━━━━━ EXERCISE INPUTS ━━━━━

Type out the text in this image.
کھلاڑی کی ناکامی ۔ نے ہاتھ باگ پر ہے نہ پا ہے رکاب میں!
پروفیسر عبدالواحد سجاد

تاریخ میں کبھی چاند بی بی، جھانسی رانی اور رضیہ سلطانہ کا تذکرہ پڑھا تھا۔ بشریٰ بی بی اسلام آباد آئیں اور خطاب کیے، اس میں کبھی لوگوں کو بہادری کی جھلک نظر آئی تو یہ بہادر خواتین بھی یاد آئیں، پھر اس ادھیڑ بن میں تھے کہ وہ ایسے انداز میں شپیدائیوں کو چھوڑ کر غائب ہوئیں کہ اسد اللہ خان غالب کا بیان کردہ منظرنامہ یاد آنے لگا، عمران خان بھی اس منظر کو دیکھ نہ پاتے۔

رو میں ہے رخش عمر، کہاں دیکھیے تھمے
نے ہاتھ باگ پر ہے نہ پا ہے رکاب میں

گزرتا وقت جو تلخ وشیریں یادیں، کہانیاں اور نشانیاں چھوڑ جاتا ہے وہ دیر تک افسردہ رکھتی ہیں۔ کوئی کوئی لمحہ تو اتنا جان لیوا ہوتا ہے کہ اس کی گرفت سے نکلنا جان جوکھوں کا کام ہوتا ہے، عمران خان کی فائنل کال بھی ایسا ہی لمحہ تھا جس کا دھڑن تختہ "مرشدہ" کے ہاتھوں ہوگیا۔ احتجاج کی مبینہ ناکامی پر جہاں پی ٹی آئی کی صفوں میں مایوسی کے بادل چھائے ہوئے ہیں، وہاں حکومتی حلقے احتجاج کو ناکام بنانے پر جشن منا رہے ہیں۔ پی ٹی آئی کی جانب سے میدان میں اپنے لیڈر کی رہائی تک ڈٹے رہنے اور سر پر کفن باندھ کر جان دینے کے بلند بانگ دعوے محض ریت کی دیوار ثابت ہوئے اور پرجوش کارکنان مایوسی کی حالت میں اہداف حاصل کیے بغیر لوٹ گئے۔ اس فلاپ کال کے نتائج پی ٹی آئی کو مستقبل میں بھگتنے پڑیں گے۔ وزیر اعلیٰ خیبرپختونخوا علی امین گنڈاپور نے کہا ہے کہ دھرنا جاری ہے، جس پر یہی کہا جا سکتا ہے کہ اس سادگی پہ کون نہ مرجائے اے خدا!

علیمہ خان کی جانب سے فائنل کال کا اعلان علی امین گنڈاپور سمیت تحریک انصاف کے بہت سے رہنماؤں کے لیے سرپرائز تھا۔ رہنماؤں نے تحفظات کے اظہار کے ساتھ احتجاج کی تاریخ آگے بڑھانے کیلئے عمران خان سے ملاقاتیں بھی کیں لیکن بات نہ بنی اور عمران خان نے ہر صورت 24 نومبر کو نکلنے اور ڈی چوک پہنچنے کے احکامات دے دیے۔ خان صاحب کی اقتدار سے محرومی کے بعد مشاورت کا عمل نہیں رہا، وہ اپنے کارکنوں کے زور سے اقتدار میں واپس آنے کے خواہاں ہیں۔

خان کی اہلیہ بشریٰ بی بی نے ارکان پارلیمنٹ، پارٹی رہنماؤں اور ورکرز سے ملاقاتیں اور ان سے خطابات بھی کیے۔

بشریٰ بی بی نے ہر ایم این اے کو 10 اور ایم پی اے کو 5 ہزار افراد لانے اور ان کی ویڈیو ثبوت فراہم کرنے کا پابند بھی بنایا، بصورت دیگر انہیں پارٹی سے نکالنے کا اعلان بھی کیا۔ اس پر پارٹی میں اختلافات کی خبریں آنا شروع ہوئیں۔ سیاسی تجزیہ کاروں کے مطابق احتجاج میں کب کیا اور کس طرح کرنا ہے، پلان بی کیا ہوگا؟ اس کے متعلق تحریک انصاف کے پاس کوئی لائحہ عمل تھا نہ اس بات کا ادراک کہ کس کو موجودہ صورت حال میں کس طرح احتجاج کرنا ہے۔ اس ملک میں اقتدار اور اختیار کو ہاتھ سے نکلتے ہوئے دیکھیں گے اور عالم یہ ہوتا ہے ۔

━━━━━

■ **TASK GOAL**: Using the data above, copy each line that contains "رکاب".

■ **ANSWER FOR THIS EXERCISE**:
کھلاڑی کی ناکامی ۔ نے ہاتھ باگ پر ہے نہ پا ہے رکاب میں!
نے ہاتھ باگ پر ہے نہ پا ہے رکاب میں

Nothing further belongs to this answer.